● **DO THIS**:
All the records that follow need to be reproduced exactly. Omit the images.

● **TASK MATERIAL**:

** Start **

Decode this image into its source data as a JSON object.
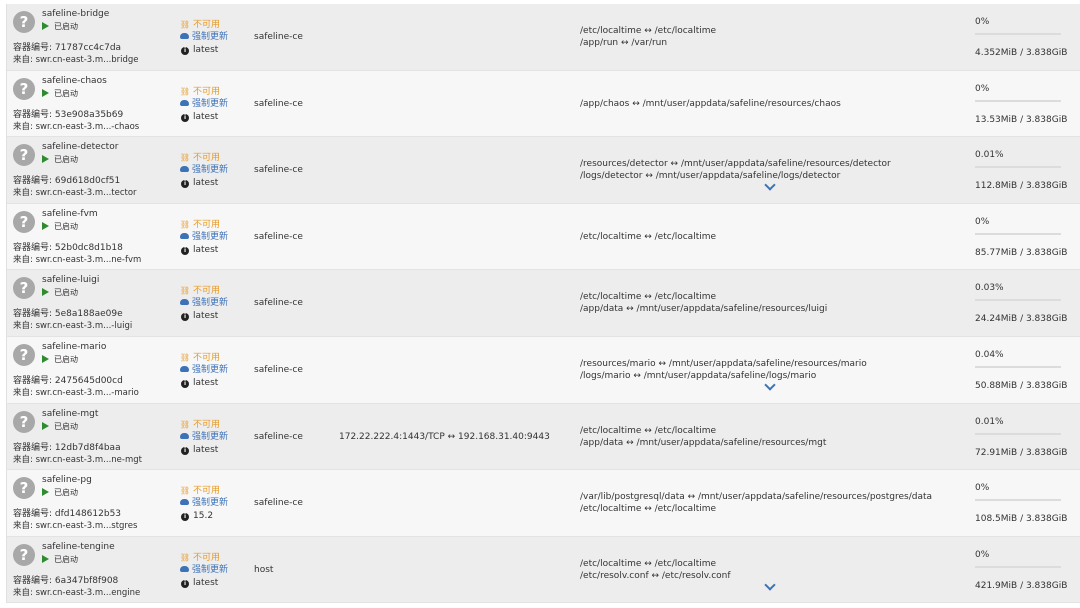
{
  "labels": {
    "not_available": "不可用",
    "force_update": "强制更新",
    "id_prefix": "容器编号: ",
    "src_prefix": "来自: "
  },
  "colors": {
    "not_available": "#e89a26",
    "force_update": "#3d72b7",
    "running": "#2e8b2e"
  },
  "containers": [
    {
      "name": "safeline-bridge",
      "state": "已启动",
      "id": "71787cc4c7da",
      "source": "swr.cn-east-3.m...bridge",
      "tag": "latest",
      "network": "safeline-ce",
      "ports": "",
      "volumes": [
        "/etc/localtime ↔ /etc/localtime",
        "/app/run ↔ /var/run"
      ],
      "expand": false,
      "cpu": "0%",
      "cpu_value": 0,
      "mem": "4.352MiB / 3.838GiB"
    },
    {
      "name": "safeline-chaos",
      "state": "已启动",
      "id": "53e908a35b69",
      "source": "swr.cn-east-3.m...-chaos",
      "tag": "latest",
      "network": "safeline-ce",
      "ports": "",
      "volumes": [
        "/app/chaos ↔ /mnt/user/appdata/safeline/resources/chaos"
      ],
      "expand": false,
      "cpu": "0%",
      "cpu_value": 0,
      "mem": "13.53MiB / 3.838GiB"
    },
    {
      "name": "safeline-detector",
      "state": "已启动",
      "id": "69d618d0cf51",
      "source": "swr.cn-east-3.m...tector",
      "tag": "latest",
      "network": "safeline-ce",
      "ports": "",
      "volumes": [
        "/resources/detector ↔ /mnt/user/appdata/safeline/resources/detector",
        "/logs/detector ↔ /mnt/user/appdata/safeline/logs/detector"
      ],
      "expand": true,
      "cpu": "0.01%",
      "cpu_value": 0.01,
      "mem": "112.8MiB / 3.838GiB"
    },
    {
      "name": "safeline-fvm",
      "state": "已启动",
      "id": "52b0dc8d1b18",
      "source": "swr.cn-east-3.m...ne-fvm",
      "tag": "latest",
      "network": "safeline-ce",
      "ports": "",
      "volumes": [
        "/etc/localtime ↔ /etc/localtime"
      ],
      "expand": false,
      "cpu": "0%",
      "cpu_value": 0,
      "mem": "85.77MiB / 3.838GiB"
    },
    {
      "name": "safeline-luigi",
      "state": "已启动",
      "id": "5e8a188ae09e",
      "source": "swr.cn-east-3.m...-luigi",
      "tag": "latest",
      "network": "safeline-ce",
      "ports": "",
      "volumes": [
        "/etc/localtime ↔ /etc/localtime",
        "/app/data ↔ /mnt/user/appdata/safeline/resources/luigi"
      ],
      "expand": false,
      "cpu": "0.03%",
      "cpu_value": 0.03,
      "mem": "24.24MiB / 3.838GiB"
    },
    {
      "name": "safeline-mario",
      "state": "已启动",
      "id": "2475645d00cd",
      "source": "swr.cn-east-3.m...-mario",
      "tag": "latest",
      "network": "safeline-ce",
      "ports": "",
      "volumes": [
        "/resources/mario ↔ /mnt/user/appdata/safeline/resources/mario",
        "/logs/mario ↔ /mnt/user/appdata/safeline/logs/mario"
      ],
      "expand": true,
      "cpu": "0.04%",
      "cpu_value": 0.04,
      "mem": "50.88MiB / 3.838GiB"
    },
    {
      "name": "safeline-mgt",
      "state": "已启动",
      "id": "12db7d8f4baa",
      "source": "swr.cn-east-3.m...ne-mgt",
      "tag": "latest",
      "network": "safeline-ce",
      "ports": "172.22.222.4:1443/TCP ↔ 192.168.31.40:9443",
      "volumes": [
        "/etc/localtime ↔ /etc/localtime",
        "/app/data ↔ /mnt/user/appdata/safeline/resources/mgt"
      ],
      "expand": false,
      "cpu": "0.01%",
      "cpu_value": 0.01,
      "mem": "72.91MiB / 3.838GiB"
    },
    {
      "name": "safeline-pg",
      "state": "已启动",
      "id": "dfd148612b53",
      "source": "swr.cn-east-3.m...stgres",
      "tag": "15.2",
      "network": "safeline-ce",
      "ports": "",
      "volumes": [
        "/var/lib/postgresql/data ↔ /mnt/user/appdata/safeline/resources/postgres/data",
        "/etc/localtime ↔ /etc/localtime"
      ],
      "expand": false,
      "cpu": "0%",
      "cpu_value": 0,
      "mem": "108.5MiB / 3.838GiB"
    },
    {
      "name": "safeline-tengine",
      "state": "已启动",
      "id": "6a347bf8f908",
      "source": "swr.cn-east-3.m...engine",
      "tag": "latest",
      "network": "host",
      "ports": "",
      "volumes": [
        "/etc/localtime ↔ /etc/localtime",
        "/etc/resolv.conf ↔ /etc/resolv.conf"
      ],
      "expand": true,
      "cpu": "0%",
      "cpu_value": 0,
      "mem": "421.9MiB / 3.838GiB"
    }
  ]
}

** End **

● **TASK RESPONSE**:
Decode this image into its source data as a JSON object.
{
  "labels": {
    "not_available": "不可用",
    "force_update": "强制更新",
    "id_prefix": "容器编号: ",
    "src_prefix": "来自: "
  },
  "colors": {
    "not_available": "#e89a26",
    "force_update": "#3d72b7",
    "running": "#2e8b2e"
  },
  "containers": [
    {
      "name": "safeline-bridge",
      "state": "已启动",
      "id": "71787cc4c7da",
      "source": "swr.cn-east-3.m...bridge",
      "tag": "latest",
      "network": "safeline-ce",
      "ports": "",
      "volumes": [
        "/etc/localtime ↔ /etc/localtime",
        "/app/run ↔ /var/run"
      ],
      "expand": false,
      "cpu": "0%",
      "cpu_value": 0,
      "mem": "4.352MiB / 3.838GiB"
    },
    {
      "name": "safeline-chaos",
      "state": "已启动",
      "id": "53e908a35b69",
      "source": "swr.cn-east-3.m...-chaos",
      "tag": "latest",
      "network": "safeline-ce",
      "ports": "",
      "volumes": [
        "/app/chaos ↔ /mnt/user/appdata/safeline/resources/chaos"
      ],
      "expand": false,
      "cpu": "0%",
      "cpu_value": 0,
      "mem": "13.53MiB / 3.838GiB"
    },
    {
      "name": "safeline-detector",
      "state": "已启动",
      "id": "69d618d0cf51",
      "source": "swr.cn-east-3.m...tector",
      "tag": "latest",
      "network": "safeline-ce",
      "ports": "",
      "volumes": [
        "/resources/detector ↔ /mnt/user/appdata/safeline/resources/detector",
        "/logs/detector ↔ /mnt/user/appdata/safeline/logs/detector"
      ],
      "expand": true,
      "cpu": "0.01%",
      "cpu_value": 0.01,
      "mem": "112.8MiB / 3.838GiB"
    },
    {
      "name": "safeline-fvm",
      "state": "已启动",
      "id": "52b0dc8d1b18",
      "source": "swr.cn-east-3.m...ne-fvm",
      "tag": "latest",
      "network": "safeline-ce",
      "ports": "",
      "volumes": [
        "/etc/localtime ↔ /etc/localtime"
      ],
      "expand": false,
      "cpu": "0%",
      "cpu_value": 0,
      "mem": "85.77MiB / 3.838GiB"
    },
    {
      "name": "safeline-luigi",
      "state": "已启动",
      "id": "5e8a188ae09e",
      "source": "swr.cn-east-3.m...-luigi",
      "tag": "latest",
      "network": "safeline-ce",
      "ports": "",
      "volumes": [
        "/etc/localtime ↔ /etc/localtime",
        "/app/data ↔ /mnt/user/appdata/safeline/resources/luigi"
      ],
      "expand": false,
      "cpu": "0.03%",
      "cpu_value": 0.03,
      "mem": "24.24MiB / 3.838GiB"
    },
    {
      "name": "safeline-mario",
      "state": "已启动",
      "id": "2475645d00cd",
      "source": "swr.cn-east-3.m...-mario",
      "tag": "latest",
      "network": "safeline-ce",
      "ports": "",
      "volumes": [
        "/resources/mario ↔ /mnt/user/appdata/safeline/resources/mario",
        "/logs/mario ↔ /mnt/user/appdata/safeline/logs/mario"
      ],
      "expand": true,
      "cpu": "0.04%",
      "cpu_value": 0.04,
      "mem": "50.88MiB / 3.838GiB"
    },
    {
      "name": "safeline-mgt",
      "state": "已启动",
      "id": "12db7d8f4baa",
      "source": "swr.cn-east-3.m...ne-mgt",
      "tag": "latest",
      "network": "safeline-ce",
      "ports": "172.22.222.4:1443/TCP ↔ 192.168.31.40:9443",
      "volumes": [
        "/etc/localtime ↔ /etc/localtime",
        "/app/data ↔ /mnt/user/appdata/safeline/resources/mgt"
      ],
      "expand": false,
      "cpu": "0.01%",
      "cpu_value": 0.01,
      "mem": "72.91MiB / 3.838GiB"
    },
    {
      "name": "safeline-pg",
      "state": "已启动",
      "id": "dfd148612b53",
      "source": "swr.cn-east-3.m...stgres",
      "tag": "15.2",
      "network": "safeline-ce",
      "ports": "",
      "volumes": [
        "/var/lib/postgresql/data ↔ /mnt/user/appdata/safeline/resources/postgres/data",
        "/etc/localtime ↔ /etc/localtime"
      ],
      "expand": false,
      "cpu": "0%",
      "cpu_value": 0,
      "mem": "108.5MiB / 3.838GiB"
    },
    {
      "name": "safeline-tengine",
      "state": "已启动",
      "id": "6a347bf8f908",
      "source": "swr.cn-east-3.m...engine",
      "tag": "latest",
      "network": "host",
      "ports": "",
      "volumes": [
        "/etc/localtime ↔ /etc/localtime",
        "/etc/resolv.conf ↔ /etc/resolv.conf"
      ],
      "expand": true,
      "cpu": "0%",
      "cpu_value": 0,
      "mem": "421.9MiB / 3.838GiB"
    }
  ]
}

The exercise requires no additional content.